(Extracted records)
══════════════════════════════
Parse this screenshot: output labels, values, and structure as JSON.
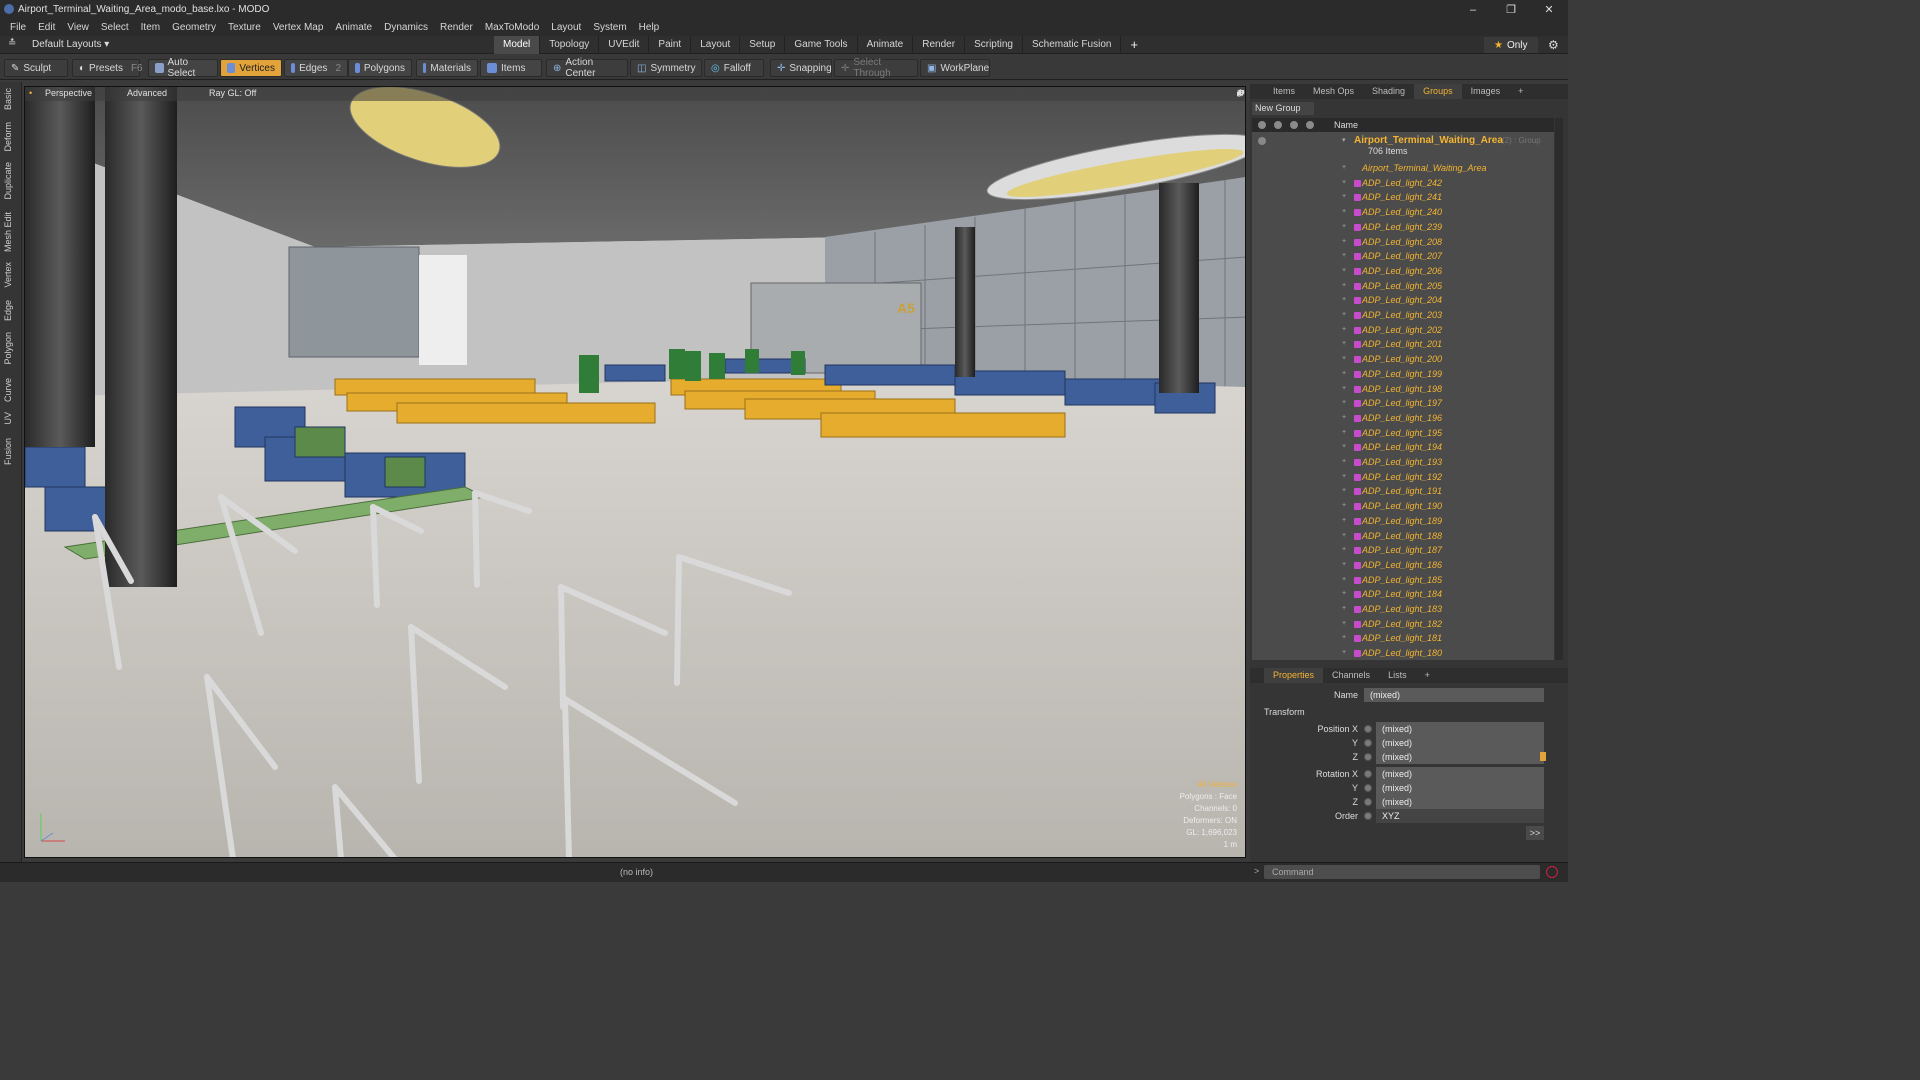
{
  "window": {
    "title": "Airport_Terminal_Waiting_Area_modo_base.lxo - MODO",
    "controls": [
      "–",
      "❐",
      "✕"
    ]
  },
  "menu": [
    "File",
    "Edit",
    "View",
    "Select",
    "Item",
    "Geometry",
    "Texture",
    "Vertex Map",
    "Animate",
    "Dynamics",
    "Render",
    "MaxToModo",
    "Layout",
    "System",
    "Help"
  ],
  "layoutbar": {
    "layout_label": "Default Layouts ▾",
    "tabs": [
      "Model",
      "Topology",
      "UVEdit",
      "Paint",
      "Layout",
      "Setup",
      "Game Tools",
      "Animate",
      "Render",
      "Scripting",
      "Schematic Fusion"
    ],
    "active_tab": "Model",
    "only_label": "Only"
  },
  "toolbar": {
    "sculpt": "Sculpt",
    "presets": "Presets",
    "presets_key": "F6",
    "auto_select": "Auto Select",
    "vertices": "Vertices",
    "edges": "Edges",
    "edges_num": "2",
    "polygons": "Polygons",
    "materials": "Materials",
    "items": "Items",
    "action_center": "Action Center",
    "symmetry": "Symmetry",
    "falloff": "Falloff",
    "snapping": "Snapping",
    "select_through": "Select Through",
    "workplane": "WorkPlane"
  },
  "left_tabs": [
    "Basic",
    "Deform",
    "Duplicate",
    "Mesh Edit",
    "Vertex",
    "Edge",
    "Polygon",
    "Curve",
    "UV",
    "Fusion"
  ],
  "viewport": {
    "view": "Perspective",
    "shading": "Advanced",
    "raygl": "Ray GL: Off",
    "info": [
      "All Vertices",
      "Polygons : Face",
      "Channels: 0",
      "Deformers: ON",
      "GL: 1,696,023",
      "1 m"
    ]
  },
  "panel_tabs": [
    "Items",
    "Mesh Ops",
    "Shading",
    "Groups",
    "Images"
  ],
  "active_panel_tab": "Groups",
  "groups": {
    "new_group": "New Group",
    "column_name": "Name",
    "root": {
      "name": "Airport_Terminal_Waiting_Area",
      "suffix": "(2) : Group",
      "count": "706 Items"
    },
    "items": [
      "Airport_Terminal_Waiting_Area",
      "ADP_Led_light_242",
      "ADP_Led_light_241",
      "ADP_Led_light_240",
      "ADP_Led_light_239",
      "ADP_Led_light_208",
      "ADP_Led_light_207",
      "ADP_Led_light_206",
      "ADP_Led_light_205",
      "ADP_Led_light_204",
      "ADP_Led_light_203",
      "ADP_Led_light_202",
      "ADP_Led_light_201",
      "ADP_Led_light_200",
      "ADP_Led_light_199",
      "ADP_Led_light_198",
      "ADP_Led_light_197",
      "ADP_Led_light_196",
      "ADP_Led_light_195",
      "ADP_Led_light_194",
      "ADP_Led_light_193",
      "ADP_Led_light_192",
      "ADP_Led_light_191",
      "ADP_Led_light_190",
      "ADP_Led_light_189",
      "ADP_Led_light_188",
      "ADP_Led_light_187",
      "ADP_Led_light_186",
      "ADP_Led_light_185",
      "ADP_Led_light_184",
      "ADP_Led_light_183",
      "ADP_Led_light_182",
      "ADP_Led_light_181",
      "ADP_Led_light_180"
    ]
  },
  "props_tabs": [
    "Properties",
    "Channels",
    "Lists"
  ],
  "properties": {
    "name_label": "Name",
    "name_value": "(mixed)",
    "transform_label": "Transform",
    "position_x_label": "Position X",
    "y_label": "Y",
    "z_label": "Z",
    "rotation_x_label": "Rotation X",
    "order_label": "Order",
    "mixed": "(mixed)",
    "order_value": "XYZ"
  },
  "statusbar": {
    "info": "(no info)",
    "command_placeholder": "Command"
  },
  "colors": {
    "accent": "#f3b432",
    "active_button": "#e3a33b",
    "group_icon": "#c74ccc"
  }
}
══════════════════════════════
Every line of text is to be repeated exactly; pictures are left out.

▶ _Result of the exercise_:
Parse this screenshot: output labels, values, and structure as JSON.
{
  "window": {
    "title": "Airport_Terminal_Waiting_Area_modo_base.lxo - MODO",
    "controls": [
      "–",
      "❐",
      "✕"
    ]
  },
  "menu": [
    "File",
    "Edit",
    "View",
    "Select",
    "Item",
    "Geometry",
    "Texture",
    "Vertex Map",
    "Animate",
    "Dynamics",
    "Render",
    "MaxToModo",
    "Layout",
    "System",
    "Help"
  ],
  "layoutbar": {
    "layout_label": "Default Layouts ▾",
    "tabs": [
      "Model",
      "Topology",
      "UVEdit",
      "Paint",
      "Layout",
      "Setup",
      "Game Tools",
      "Animate",
      "Render",
      "Scripting",
      "Schematic Fusion"
    ],
    "active_tab": "Model",
    "only_label": "Only"
  },
  "toolbar": {
    "sculpt": "Sculpt",
    "presets": "Presets",
    "presets_key": "F6",
    "auto_select": "Auto Select",
    "vertices": "Vertices",
    "edges": "Edges",
    "edges_num": "2",
    "polygons": "Polygons",
    "materials": "Materials",
    "items": "Items",
    "action_center": "Action Center",
    "symmetry": "Symmetry",
    "falloff": "Falloff",
    "snapping": "Snapping",
    "select_through": "Select Through",
    "workplane": "WorkPlane"
  },
  "left_tabs": [
    "Basic",
    "Deform",
    "Duplicate",
    "Mesh Edit",
    "Vertex",
    "Edge",
    "Polygon",
    "Curve",
    "UV",
    "Fusion"
  ],
  "viewport": {
    "view": "Perspective",
    "shading": "Advanced",
    "raygl": "Ray GL: Off",
    "info": [
      "All Vertices",
      "Polygons : Face",
      "Channels: 0",
      "Deformers: ON",
      "GL: 1,696,023",
      "1 m"
    ]
  },
  "panel_tabs": [
    "Items",
    "Mesh Ops",
    "Shading",
    "Groups",
    "Images"
  ],
  "active_panel_tab": "Groups",
  "groups": {
    "new_group": "New Group",
    "column_name": "Name",
    "root": {
      "name": "Airport_Terminal_Waiting_Area",
      "suffix": "(2) : Group",
      "count": "706 Items"
    },
    "items": [
      "Airport_Terminal_Waiting_Area",
      "ADP_Led_light_242",
      "ADP_Led_light_241",
      "ADP_Led_light_240",
      "ADP_Led_light_239",
      "ADP_Led_light_208",
      "ADP_Led_light_207",
      "ADP_Led_light_206",
      "ADP_Led_light_205",
      "ADP_Led_light_204",
      "ADP_Led_light_203",
      "ADP_Led_light_202",
      "ADP_Led_light_201",
      "ADP_Led_light_200",
      "ADP_Led_light_199",
      "ADP_Led_light_198",
      "ADP_Led_light_197",
      "ADP_Led_light_196",
      "ADP_Led_light_195",
      "ADP_Led_light_194",
      "ADP_Led_light_193",
      "ADP_Led_light_192",
      "ADP_Led_light_191",
      "ADP_Led_light_190",
      "ADP_Led_light_189",
      "ADP_Led_light_188",
      "ADP_Led_light_187",
      "ADP_Led_light_186",
      "ADP_Led_light_185",
      "ADP_Led_light_184",
      "ADP_Led_light_183",
      "ADP_Led_light_182",
      "ADP_Led_light_181",
      "ADP_Led_light_180"
    ]
  },
  "props_tabs": [
    "Properties",
    "Channels",
    "Lists"
  ],
  "properties": {
    "name_label": "Name",
    "name_value": "(mixed)",
    "transform_label": "Transform",
    "position_x_label": "Position X",
    "y_label": "Y",
    "z_label": "Z",
    "rotation_x_label": "Rotation X",
    "order_label": "Order",
    "mixed": "(mixed)",
    "order_value": "XYZ"
  },
  "statusbar": {
    "info": "(no info)",
    "command_placeholder": "Command"
  },
  "colors": {
    "accent": "#f3b432",
    "active_button": "#e3a33b",
    "group_icon": "#c74ccc"
  }
}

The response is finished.